### Input
********************
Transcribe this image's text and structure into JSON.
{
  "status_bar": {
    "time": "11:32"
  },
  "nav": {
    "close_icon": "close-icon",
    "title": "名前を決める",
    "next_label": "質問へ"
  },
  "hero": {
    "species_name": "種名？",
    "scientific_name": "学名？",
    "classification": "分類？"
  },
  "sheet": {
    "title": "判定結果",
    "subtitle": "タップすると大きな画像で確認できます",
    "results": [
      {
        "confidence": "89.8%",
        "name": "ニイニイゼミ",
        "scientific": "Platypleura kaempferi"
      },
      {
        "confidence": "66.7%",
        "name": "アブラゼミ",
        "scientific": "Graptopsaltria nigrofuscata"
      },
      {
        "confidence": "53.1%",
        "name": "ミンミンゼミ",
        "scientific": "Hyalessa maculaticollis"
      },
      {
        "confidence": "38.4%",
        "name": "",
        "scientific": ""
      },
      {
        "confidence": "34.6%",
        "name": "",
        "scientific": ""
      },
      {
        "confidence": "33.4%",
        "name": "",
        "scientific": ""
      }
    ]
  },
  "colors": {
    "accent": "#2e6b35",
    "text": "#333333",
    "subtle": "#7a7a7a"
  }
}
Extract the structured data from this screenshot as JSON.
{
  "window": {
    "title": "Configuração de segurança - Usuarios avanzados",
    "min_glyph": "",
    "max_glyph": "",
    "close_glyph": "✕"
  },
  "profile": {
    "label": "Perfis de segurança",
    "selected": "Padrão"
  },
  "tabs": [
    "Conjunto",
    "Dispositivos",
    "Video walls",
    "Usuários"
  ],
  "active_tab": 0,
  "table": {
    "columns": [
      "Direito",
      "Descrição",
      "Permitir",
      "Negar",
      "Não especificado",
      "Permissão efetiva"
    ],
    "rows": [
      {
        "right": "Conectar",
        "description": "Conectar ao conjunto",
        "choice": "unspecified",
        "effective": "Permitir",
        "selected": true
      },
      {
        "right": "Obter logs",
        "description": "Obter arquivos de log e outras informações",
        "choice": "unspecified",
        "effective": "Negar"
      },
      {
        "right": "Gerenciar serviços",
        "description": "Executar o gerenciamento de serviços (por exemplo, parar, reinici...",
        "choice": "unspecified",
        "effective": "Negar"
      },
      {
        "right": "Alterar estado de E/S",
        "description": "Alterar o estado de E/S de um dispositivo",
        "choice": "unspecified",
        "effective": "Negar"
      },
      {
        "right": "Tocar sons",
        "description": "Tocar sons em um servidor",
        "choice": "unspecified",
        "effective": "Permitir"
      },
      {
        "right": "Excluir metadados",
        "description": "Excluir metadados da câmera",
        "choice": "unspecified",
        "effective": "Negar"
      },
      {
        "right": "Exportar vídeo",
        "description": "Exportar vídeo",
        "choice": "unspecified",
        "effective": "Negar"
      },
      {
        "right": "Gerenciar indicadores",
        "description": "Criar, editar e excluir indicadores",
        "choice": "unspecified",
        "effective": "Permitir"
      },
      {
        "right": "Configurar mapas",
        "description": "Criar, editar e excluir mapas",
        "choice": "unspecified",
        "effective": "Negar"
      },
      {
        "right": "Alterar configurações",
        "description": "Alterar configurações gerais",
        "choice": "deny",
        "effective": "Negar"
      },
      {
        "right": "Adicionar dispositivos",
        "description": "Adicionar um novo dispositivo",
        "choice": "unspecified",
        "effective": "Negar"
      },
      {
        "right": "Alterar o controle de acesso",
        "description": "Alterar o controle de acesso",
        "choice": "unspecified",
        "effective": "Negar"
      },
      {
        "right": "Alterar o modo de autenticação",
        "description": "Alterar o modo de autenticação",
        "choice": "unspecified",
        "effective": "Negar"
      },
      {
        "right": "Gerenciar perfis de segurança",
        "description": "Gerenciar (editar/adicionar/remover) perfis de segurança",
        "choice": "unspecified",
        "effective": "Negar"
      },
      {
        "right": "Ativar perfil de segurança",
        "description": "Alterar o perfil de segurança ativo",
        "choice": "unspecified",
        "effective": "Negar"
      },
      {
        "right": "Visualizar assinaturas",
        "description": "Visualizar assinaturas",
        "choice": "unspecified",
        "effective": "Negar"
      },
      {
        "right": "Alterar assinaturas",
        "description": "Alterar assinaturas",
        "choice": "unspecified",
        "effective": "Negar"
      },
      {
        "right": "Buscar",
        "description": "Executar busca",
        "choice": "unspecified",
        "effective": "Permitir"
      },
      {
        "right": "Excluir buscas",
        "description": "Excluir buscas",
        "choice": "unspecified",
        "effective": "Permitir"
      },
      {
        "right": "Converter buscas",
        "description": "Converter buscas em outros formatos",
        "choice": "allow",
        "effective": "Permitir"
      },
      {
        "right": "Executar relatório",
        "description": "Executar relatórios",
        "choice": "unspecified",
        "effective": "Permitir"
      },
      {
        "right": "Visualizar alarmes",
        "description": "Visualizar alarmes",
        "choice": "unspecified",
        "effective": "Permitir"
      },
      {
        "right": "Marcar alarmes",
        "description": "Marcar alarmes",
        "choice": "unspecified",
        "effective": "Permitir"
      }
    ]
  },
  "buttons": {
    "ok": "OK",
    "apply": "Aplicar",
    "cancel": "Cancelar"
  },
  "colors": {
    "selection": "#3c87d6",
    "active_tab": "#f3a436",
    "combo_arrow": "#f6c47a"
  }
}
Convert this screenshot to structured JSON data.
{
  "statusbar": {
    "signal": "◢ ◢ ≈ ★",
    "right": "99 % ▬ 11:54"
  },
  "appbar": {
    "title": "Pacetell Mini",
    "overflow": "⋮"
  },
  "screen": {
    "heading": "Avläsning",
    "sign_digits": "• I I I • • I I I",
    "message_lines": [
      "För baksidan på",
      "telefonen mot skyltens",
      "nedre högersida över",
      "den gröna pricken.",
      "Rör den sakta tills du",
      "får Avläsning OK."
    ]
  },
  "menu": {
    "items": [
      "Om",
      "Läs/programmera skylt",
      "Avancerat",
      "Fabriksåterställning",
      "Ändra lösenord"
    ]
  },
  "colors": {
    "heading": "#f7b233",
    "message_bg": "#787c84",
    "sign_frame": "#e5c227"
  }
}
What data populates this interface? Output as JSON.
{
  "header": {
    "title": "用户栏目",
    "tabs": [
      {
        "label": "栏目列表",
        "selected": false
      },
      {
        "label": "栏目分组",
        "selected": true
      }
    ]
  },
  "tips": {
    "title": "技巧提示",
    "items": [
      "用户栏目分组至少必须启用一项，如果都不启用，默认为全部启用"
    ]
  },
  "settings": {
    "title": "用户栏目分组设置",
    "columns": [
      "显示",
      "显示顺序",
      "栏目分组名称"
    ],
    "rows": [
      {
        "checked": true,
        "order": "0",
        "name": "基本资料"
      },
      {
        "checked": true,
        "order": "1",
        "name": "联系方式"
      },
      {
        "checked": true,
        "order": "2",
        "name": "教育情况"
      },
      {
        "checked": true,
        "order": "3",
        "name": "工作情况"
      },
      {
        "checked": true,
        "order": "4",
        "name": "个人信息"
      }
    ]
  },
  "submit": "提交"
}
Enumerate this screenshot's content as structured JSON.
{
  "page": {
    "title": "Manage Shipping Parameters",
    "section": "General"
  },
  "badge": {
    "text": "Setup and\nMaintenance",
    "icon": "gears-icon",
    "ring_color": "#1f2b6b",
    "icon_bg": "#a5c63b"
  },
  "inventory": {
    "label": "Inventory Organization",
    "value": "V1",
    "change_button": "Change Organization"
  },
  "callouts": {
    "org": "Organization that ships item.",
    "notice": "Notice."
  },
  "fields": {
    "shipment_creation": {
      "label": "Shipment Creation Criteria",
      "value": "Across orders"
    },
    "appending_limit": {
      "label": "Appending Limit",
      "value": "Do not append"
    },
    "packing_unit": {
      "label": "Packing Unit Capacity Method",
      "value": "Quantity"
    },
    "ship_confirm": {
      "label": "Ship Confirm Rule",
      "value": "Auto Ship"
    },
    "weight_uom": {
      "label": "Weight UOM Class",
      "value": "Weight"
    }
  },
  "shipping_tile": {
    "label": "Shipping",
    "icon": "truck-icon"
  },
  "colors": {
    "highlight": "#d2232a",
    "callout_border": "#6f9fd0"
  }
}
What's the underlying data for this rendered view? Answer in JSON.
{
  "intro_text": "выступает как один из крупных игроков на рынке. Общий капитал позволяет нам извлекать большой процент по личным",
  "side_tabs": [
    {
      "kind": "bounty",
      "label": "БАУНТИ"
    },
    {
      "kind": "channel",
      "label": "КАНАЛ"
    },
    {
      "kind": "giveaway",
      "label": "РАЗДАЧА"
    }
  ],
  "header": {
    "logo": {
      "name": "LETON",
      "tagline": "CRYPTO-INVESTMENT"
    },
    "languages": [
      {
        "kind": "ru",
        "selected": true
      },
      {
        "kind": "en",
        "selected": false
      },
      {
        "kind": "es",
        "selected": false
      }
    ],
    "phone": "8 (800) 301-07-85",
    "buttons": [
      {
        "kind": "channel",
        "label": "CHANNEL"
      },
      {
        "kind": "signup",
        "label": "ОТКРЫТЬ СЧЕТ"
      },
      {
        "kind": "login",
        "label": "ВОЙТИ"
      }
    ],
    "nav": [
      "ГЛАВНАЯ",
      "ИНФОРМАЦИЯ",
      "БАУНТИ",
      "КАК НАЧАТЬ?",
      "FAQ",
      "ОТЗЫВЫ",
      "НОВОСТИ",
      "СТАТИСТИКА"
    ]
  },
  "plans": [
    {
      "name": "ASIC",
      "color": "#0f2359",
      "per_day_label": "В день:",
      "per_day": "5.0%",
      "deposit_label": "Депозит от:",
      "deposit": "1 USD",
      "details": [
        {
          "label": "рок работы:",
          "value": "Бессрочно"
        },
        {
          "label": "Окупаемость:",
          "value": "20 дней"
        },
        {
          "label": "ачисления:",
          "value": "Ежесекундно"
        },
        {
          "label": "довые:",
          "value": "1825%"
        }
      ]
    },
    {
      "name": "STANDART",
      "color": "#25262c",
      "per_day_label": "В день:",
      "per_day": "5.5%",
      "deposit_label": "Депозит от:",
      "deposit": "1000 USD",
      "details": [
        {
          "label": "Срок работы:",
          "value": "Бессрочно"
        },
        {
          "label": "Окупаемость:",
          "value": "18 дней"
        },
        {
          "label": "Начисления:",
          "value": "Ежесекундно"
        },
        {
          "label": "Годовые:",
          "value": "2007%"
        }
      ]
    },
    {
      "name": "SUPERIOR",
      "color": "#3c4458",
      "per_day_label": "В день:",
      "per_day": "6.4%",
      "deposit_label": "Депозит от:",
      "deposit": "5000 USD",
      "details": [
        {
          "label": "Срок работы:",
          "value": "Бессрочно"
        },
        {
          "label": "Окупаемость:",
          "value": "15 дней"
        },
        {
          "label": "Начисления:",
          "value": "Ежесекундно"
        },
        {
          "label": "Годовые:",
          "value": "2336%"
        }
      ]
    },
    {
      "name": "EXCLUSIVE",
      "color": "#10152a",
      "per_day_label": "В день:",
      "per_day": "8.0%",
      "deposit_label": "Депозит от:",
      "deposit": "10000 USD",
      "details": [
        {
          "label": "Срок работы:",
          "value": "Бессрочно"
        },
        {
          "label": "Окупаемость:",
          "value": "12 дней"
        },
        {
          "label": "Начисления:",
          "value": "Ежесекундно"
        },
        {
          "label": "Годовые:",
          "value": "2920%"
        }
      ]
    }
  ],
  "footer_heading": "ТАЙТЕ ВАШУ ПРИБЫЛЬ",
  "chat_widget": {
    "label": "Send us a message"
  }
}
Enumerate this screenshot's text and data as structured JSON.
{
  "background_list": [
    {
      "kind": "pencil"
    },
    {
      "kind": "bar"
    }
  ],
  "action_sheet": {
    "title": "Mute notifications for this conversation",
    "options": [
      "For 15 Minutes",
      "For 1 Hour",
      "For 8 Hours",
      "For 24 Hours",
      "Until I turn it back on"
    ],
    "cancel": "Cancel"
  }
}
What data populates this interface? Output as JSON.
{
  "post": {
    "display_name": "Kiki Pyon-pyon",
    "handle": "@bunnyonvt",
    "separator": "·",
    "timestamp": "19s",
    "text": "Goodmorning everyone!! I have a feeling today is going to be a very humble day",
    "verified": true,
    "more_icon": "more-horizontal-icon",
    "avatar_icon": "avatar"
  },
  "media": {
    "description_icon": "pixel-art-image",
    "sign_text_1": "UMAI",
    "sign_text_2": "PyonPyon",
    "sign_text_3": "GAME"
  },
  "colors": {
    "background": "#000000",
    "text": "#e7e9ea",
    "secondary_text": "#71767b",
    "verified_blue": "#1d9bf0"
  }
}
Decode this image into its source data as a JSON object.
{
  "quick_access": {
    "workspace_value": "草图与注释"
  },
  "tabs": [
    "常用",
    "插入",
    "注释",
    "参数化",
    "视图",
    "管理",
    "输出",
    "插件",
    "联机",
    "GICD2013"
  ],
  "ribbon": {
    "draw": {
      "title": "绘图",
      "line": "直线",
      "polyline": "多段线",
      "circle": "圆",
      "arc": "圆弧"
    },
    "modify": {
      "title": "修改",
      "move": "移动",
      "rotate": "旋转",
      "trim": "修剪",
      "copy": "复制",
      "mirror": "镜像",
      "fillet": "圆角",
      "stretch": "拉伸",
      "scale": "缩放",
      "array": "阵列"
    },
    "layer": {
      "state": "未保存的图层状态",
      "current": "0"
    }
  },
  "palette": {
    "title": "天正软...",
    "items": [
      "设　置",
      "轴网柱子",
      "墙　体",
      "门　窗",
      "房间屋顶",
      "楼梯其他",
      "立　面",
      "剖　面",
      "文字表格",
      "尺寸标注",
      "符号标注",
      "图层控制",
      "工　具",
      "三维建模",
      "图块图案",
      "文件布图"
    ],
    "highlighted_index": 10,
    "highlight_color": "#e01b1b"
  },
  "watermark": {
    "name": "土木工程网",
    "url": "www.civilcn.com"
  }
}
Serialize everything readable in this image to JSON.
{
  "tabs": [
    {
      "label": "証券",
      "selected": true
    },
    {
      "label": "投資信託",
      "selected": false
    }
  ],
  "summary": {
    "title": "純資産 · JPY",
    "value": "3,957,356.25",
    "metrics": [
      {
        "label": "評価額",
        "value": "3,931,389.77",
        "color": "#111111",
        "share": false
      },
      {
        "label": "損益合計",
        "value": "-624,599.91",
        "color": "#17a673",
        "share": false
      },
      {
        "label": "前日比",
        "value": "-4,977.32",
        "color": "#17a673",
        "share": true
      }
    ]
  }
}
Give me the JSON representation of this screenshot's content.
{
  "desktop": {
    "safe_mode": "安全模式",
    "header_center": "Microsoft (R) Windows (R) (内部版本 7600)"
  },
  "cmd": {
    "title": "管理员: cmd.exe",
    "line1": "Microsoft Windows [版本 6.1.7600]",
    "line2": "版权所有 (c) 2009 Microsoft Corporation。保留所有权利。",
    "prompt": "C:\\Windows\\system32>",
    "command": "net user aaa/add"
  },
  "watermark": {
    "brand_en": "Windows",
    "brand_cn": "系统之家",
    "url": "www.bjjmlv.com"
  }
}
********************
### Problem to work on
Reproduce each line of the material containing the word "Executar".

### Solution to this task
        "description": "Executar o gerenciamento de serviços (por exemplo, parar, reinici...",
        "description": "Executar busca",
        "right": "Executar relatório",
        "description": "Executar relatórios",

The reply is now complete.